● **SET EXERCISE**:
Search the entries below. Return every line that has "title" in it.

● **Stored data**:
• • • •

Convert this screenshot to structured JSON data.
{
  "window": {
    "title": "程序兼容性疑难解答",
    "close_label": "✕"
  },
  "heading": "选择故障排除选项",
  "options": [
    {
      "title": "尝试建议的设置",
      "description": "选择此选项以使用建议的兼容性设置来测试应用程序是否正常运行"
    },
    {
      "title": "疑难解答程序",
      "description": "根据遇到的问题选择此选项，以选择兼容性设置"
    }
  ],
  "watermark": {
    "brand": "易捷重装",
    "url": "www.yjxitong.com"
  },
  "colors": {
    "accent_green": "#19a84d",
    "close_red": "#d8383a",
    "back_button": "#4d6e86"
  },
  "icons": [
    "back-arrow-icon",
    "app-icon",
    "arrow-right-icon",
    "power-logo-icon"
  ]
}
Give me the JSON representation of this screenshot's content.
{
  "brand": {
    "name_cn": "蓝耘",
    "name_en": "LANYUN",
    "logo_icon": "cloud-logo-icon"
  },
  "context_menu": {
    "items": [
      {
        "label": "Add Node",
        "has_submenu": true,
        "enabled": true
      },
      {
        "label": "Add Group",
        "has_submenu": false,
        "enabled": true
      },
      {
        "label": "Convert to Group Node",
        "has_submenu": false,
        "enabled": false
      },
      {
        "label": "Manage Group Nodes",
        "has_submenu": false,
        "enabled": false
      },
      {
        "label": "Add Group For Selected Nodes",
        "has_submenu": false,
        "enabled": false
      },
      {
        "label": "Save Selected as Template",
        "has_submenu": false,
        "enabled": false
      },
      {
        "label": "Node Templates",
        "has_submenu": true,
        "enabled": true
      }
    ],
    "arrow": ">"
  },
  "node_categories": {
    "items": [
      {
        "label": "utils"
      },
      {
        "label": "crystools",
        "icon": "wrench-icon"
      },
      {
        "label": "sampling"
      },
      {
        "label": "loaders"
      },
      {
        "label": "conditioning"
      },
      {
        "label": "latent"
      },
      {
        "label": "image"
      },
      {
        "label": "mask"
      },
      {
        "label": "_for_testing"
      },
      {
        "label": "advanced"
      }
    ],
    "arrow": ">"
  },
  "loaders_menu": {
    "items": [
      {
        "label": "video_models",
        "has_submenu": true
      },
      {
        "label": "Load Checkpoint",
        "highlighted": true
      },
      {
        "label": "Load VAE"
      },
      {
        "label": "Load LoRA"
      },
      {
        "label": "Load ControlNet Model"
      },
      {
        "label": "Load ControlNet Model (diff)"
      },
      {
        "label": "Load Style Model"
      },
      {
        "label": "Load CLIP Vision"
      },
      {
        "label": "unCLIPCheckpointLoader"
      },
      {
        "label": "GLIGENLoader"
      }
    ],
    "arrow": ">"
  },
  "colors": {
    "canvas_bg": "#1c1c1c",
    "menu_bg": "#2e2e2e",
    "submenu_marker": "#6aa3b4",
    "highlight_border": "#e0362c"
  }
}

• • • •

● **SOLVED PROBLEM**:
    "title": "程序兼容性疑难解答",
      "title": "尝试建议的设置",
      "title": "疑难解答程序",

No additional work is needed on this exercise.